• **TASK DESCRIPTION**
Can you continue the roster-parsing Python code below, picking up right after its last line?

• **EXTRACTED TEXT**
START

In [55]:
import camelot.io as camelot
import warnings
import pandas as pd
import re
import numpy as np
from unidecode import unidecode
from pypdf import PdfReader

warnings.filterwarnings('ignore', category=pd.errors.SettingWithCopyWarning)

## Rosters

In [6]:
special_cases = {
    '11,12': {
        'flavor': 'network',
        '0_x': 3,
        '0_y': [0, 2, 3, 4, 5, 6, 7],
        '1_x': 3,
        '1_y': [0, 1, 2, 3, 4, 5],
        'combine': {'0': [(2, 3)]},
        'checks': ['Occupation']
    },
    '15,16': {
        'flavor': 'stream',
        '0_x': 4,
        '0_y': [0, 1, 6, 7, 10, 11, 12, 14],
        '1_x': 0,
        '1_y': [0, 1, 2, 13, 14, 15, 17, 18, 19, 20, 21, 22, 23, 25],
        'combine': {'0': [(0,1), (6,7)], '1': [(1, 2), (17, 18, 19, 20, 21, 22, 23, 25)]},
        'checks': [['Name', 'Occupation'], ['Occupation']]
    },
    '21,22': {
        'flavor': 'stream',
        '0_x': 4,
        '0_y': [0, 1, 10, 29, 30, 31, 33],
        '1_x': 0,
        '1_y': [0, 10, 11, 13, 14, 15, 17],
        'combine': {'0': [(0,1)], '1': [(10, 11)]},
        'checks': [['Name'], ['Occupation']]
    },
    '23,24': {
        'flavor': 'stream',
        '0_x': 4,
        '0_y': [0, 1, 10, 11, 25, 26, 27, 29],
        '1_x': 0,
        '1_y': [0, 12, 13, 25, 26, 27, 29],
        'combine': {'0': [(0,1), (10, 11)], '1': [(12, 13)]},
        'checks': [['Name', 'Occupation'], ['Occupation']]
    },
    '25,26': {
        'flavor': 'stream',
        '0_x': 4,
        '0_y': [0, 9, 28, 29, 30, 32],
        '1_x': 0,
        '1_y': [0, 1, 6, 7, 10, 11, 12, 14, 15, 16],
        'combine': {'1': [(0, 1), (6, 7), (14, 15, 16)]},
        'checks': ['Name', 'Occupation']
    }
}

In [7]:
def word_cleaner(word, name=False):
    wd = unidecode(word)
    if name:
        clean = re.sub(r'[^a-zA-Z\,\s/\-]', '', str(wd))
    else:
        clean = re.sub(r'[^a-zA-Z\,\s/]', '', str(wd))
    return clean.strip()

def column_cleaner(df):
    df.columns = ['Name', 'Occupation', 'Party', 'District No.', 'Seat No.', 'Counties']
    df['Name'] = df['Name'].apply(word_cleaner, name=True)

    county_skips = df.loc[(df['Name'] == '') & (df['Counties'] == '')].index.sort_values(ascending=False).tolist()
    for ind in county_skips:
        leftover = df.loc[ind, 'Counties']
        search = True
        c = ind - 1
        if c < 0:
            search = False
        while search:
            if df.loc[c, 'Name'].strip() == '':
                leftover = df.loc[c, 'Counties'] + ' ' + leftover
                df.loc[c, 'Counties'] = ''
                c -= 1
            else:
                df.loc[c, 'Counties'] = df.loc[c, 'Counties'] + ' ' + leftover
                df.loc[ind, 'Counties'] = ''
                search = False
    cleaned = df.loc[(df['Name'] != '') & (df['Counties'] != '')].reset_index(drop=True)

END

• **DATA SHOWN**
START

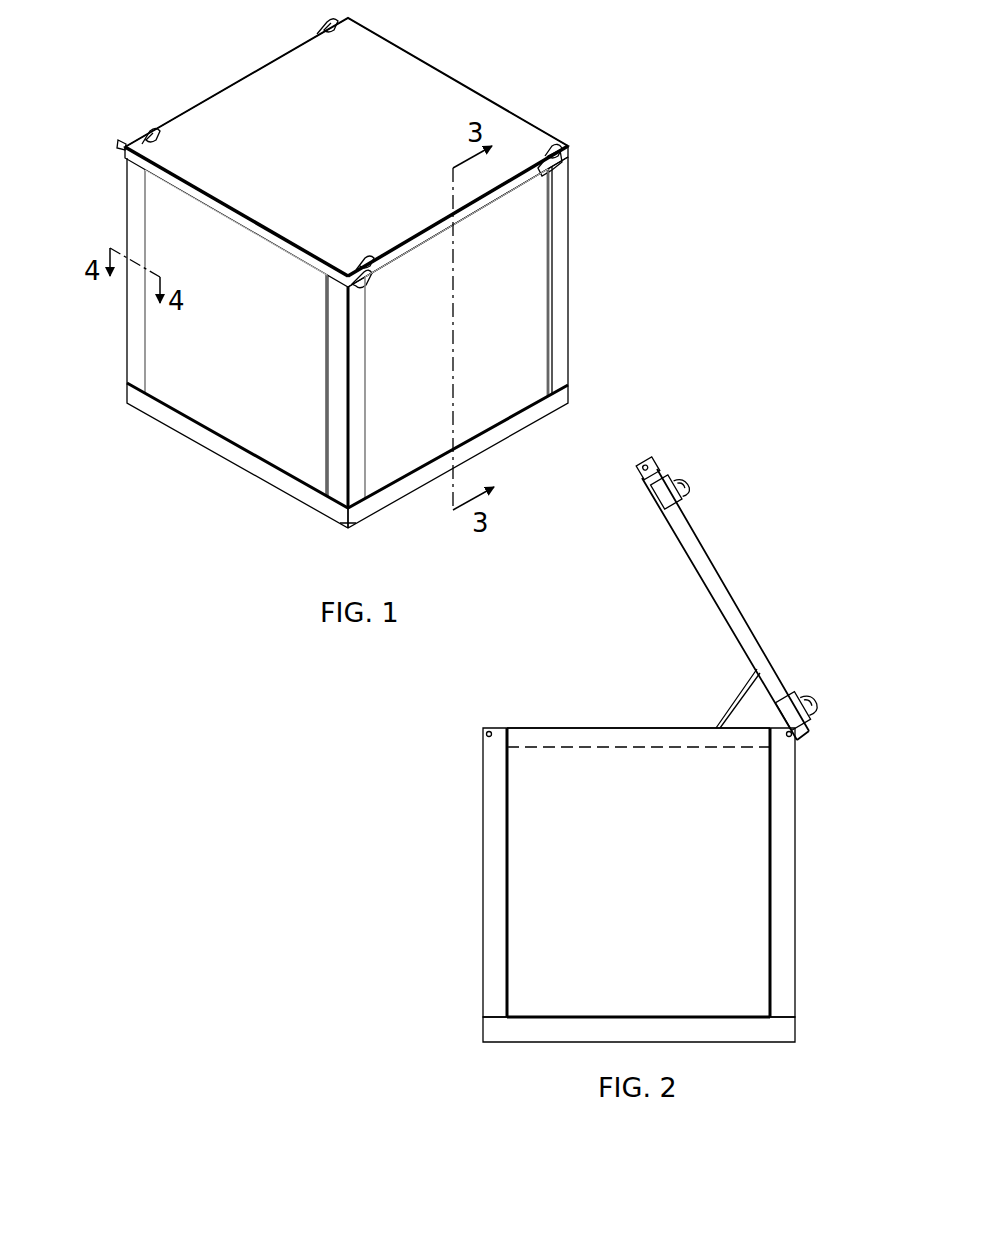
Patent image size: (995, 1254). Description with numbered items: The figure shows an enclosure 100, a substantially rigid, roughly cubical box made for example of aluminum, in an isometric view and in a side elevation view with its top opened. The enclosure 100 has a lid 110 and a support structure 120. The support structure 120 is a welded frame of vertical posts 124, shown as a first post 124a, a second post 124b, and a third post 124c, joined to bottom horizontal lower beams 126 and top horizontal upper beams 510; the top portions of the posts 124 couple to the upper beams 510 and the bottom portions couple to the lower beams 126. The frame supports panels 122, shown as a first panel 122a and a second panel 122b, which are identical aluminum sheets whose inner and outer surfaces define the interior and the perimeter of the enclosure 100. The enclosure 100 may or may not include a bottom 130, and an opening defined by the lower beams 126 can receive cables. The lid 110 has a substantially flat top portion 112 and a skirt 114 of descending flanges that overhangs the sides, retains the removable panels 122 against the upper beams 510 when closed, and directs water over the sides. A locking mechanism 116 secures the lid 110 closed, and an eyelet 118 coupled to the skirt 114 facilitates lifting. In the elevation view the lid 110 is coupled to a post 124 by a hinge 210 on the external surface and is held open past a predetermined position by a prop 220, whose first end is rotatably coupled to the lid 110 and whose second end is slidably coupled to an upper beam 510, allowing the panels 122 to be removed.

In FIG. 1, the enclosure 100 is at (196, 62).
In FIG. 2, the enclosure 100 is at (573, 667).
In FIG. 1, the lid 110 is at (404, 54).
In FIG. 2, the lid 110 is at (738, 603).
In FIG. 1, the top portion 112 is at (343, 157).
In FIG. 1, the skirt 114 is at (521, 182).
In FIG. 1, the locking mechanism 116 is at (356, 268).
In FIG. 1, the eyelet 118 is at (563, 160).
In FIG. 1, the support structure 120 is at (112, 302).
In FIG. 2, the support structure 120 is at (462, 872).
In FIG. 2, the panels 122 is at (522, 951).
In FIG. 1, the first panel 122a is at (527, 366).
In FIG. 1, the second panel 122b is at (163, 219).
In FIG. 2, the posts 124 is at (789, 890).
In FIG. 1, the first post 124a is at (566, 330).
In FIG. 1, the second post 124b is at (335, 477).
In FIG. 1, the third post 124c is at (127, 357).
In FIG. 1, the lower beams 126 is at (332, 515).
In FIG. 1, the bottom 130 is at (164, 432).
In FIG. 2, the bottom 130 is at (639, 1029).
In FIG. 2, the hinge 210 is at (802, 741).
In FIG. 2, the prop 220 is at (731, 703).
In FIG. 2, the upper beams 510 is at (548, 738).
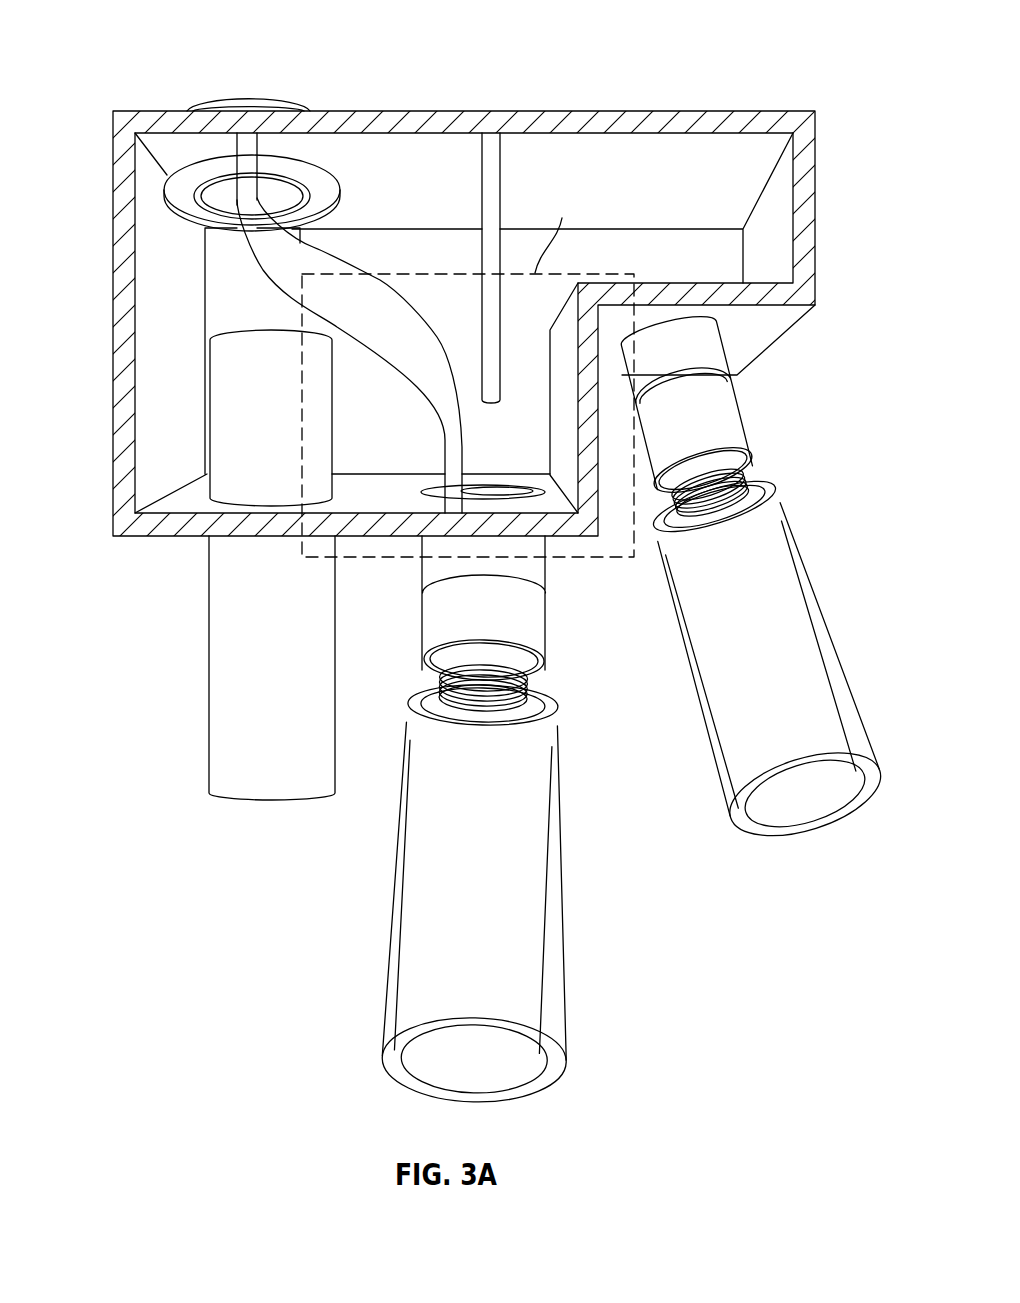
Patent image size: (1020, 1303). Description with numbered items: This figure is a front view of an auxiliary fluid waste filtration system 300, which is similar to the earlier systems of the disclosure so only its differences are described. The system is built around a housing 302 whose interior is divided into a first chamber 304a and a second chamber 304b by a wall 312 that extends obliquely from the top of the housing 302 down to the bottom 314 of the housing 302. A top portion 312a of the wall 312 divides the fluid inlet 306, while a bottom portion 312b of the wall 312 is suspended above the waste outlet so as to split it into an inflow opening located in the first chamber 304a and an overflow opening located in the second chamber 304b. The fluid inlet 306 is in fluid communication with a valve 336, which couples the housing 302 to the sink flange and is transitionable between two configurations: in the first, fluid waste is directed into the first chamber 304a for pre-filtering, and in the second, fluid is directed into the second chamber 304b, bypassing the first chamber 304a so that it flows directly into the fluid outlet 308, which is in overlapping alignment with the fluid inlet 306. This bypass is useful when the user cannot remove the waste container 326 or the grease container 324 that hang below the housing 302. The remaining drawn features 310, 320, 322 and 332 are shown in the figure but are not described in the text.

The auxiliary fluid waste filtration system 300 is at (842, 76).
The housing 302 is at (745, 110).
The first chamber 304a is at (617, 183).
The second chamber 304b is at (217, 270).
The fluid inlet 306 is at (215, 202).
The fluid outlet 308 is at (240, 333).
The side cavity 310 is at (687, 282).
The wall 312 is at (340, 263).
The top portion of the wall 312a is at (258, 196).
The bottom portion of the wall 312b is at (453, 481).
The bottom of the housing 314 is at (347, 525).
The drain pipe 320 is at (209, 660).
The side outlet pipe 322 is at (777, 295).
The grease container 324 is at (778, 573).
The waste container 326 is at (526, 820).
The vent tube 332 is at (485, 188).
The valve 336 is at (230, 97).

END

• **RESPONSE FOR THIS EXERCISE**
    cleaned['Party'] = cleaned['Party'].apply(lambda x: re.sub(r'[^a-zA-Z\s]+', '', x))

    party_skips = cleaned.loc[(~cleaned['Party'].isin(['D', 'R'])) & (cleaned['Party'] != ''), 'Party']
    for i, p in party_skips.items():
        missed = p.split(' ')
        if len(missed) == 2:
            cleaned.loc[i, 'Party'] = missed[1]
            cleaned.loc[i-1, 'Party'] = missed[0]
        elif len(missed) == 3:
            cleaned.loc[i, 'Party'] = missed[1]
            cleaned.loc[i-1, 'Party'] = missed[0]
            cleaned.loc[i+1, 'Party'] = missed[2]

    district_skips = cleaned.loc[cleaned['District No.'].apply(lambda x: re.search(r'\s+', str(x)) is not None), 'District No.']
    for i, d in district_skips.items():
        d_real = d.split(' ')
        if len(d_real) == 2:
            cleaned.loc[i, 'District No.'] = d_real[1]
            cleaned.loc[i-1, 'District No.'] = d_real[0]

    cleaned['District No.'] = cleaned['District No.'].apply(lambda x: re.sub(r'[^0-9]+', '', str(x)))
    cleaned['Seat No.'] = cleaned['Seat No.'].apply(lambda x: re.sub(r'[^0-9]+', '', str(x)))

    for col in ['Occupation', 'Counties']:
        cleaned[col] = cleaned[col].apply(word_cleaner)

    return cleaned

def missing_combiner(col, df):
    missing = df.loc[(df['Name'] == '') & (df[col] != '')].index.sort_values(ascending=False).tolist()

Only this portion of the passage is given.